_DATA ROWS_
|---|

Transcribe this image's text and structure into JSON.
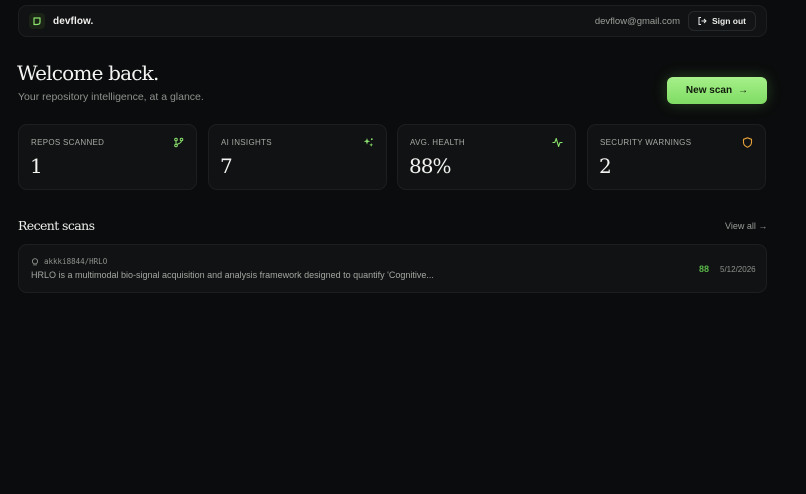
{
  "header": {
    "brand": "devflow.",
    "email": "devflow@gmail.com",
    "sign_out": "Sign out"
  },
  "hero": {
    "title": "Welcome back.",
    "subtitle": "Your repository intelligence, at a glance.",
    "new_scan": "New scan",
    "new_scan_arrow": "→"
  },
  "stats": [
    {
      "label": "REPOS SCANNED",
      "value": "1",
      "icon": "git-branch-icon"
    },
    {
      "label": "AI INSIGHTS",
      "value": "7",
      "icon": "sparkles-icon"
    },
    {
      "label": "AVG. HEALTH",
      "value": "88%",
      "icon": "activity-icon"
    },
    {
      "label": "SECURITY WARNINGS",
      "value": "2",
      "icon": "shield-icon"
    }
  ],
  "recent": {
    "title": "Recent scans",
    "view_all": "View all →",
    "items": [
      {
        "repo": "akkki8844/HRLO",
        "description": "HRLO is a multimodal bio-signal acquisition and analysis framework designed to quantify 'Cognitive...",
        "score": "88",
        "date": "5/12/2026"
      }
    ]
  },
  "colors": {
    "background": "#0b0c0d",
    "card": "#111213",
    "accent": "#8be46d",
    "warning": "#e6a13a"
  }
}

|---|

_STATED TASK_
Go through the listing above and write it all out exactly, leaving out any picture.

_ANSWER TO THE PROBLEM_
Transcribe this image's text and structure into JSON.
{
  "header": {
    "brand": "devflow.",
    "email": "devflow@gmail.com",
    "sign_out": "Sign out"
  },
  "hero": {
    "title": "Welcome back.",
    "subtitle": "Your repository intelligence, at a glance.",
    "new_scan": "New scan",
    "new_scan_arrow": "→"
  },
  "stats": [
    {
      "label": "REPOS SCANNED",
      "value": "1",
      "icon": "git-branch-icon"
    },
    {
      "label": "AI INSIGHTS",
      "value": "7",
      "icon": "sparkles-icon"
    },
    {
      "label": "AVG. HEALTH",
      "value": "88%",
      "icon": "activity-icon"
    },
    {
      "label": "SECURITY WARNINGS",
      "value": "2",
      "icon": "shield-icon"
    }
  ],
  "recent": {
    "title": "Recent scans",
    "view_all": "View all →",
    "items": [
      {
        "repo": "akkki8844/HRLO",
        "description": "HRLO is a multimodal bio-signal acquisition and analysis framework designed to quantify 'Cognitive...",
        "score": "88",
        "date": "5/12/2026"
      }
    ]
  },
  "colors": {
    "background": "#0b0c0d",
    "card": "#111213",
    "accent": "#8be46d",
    "warning": "#e6a13a"
  }
}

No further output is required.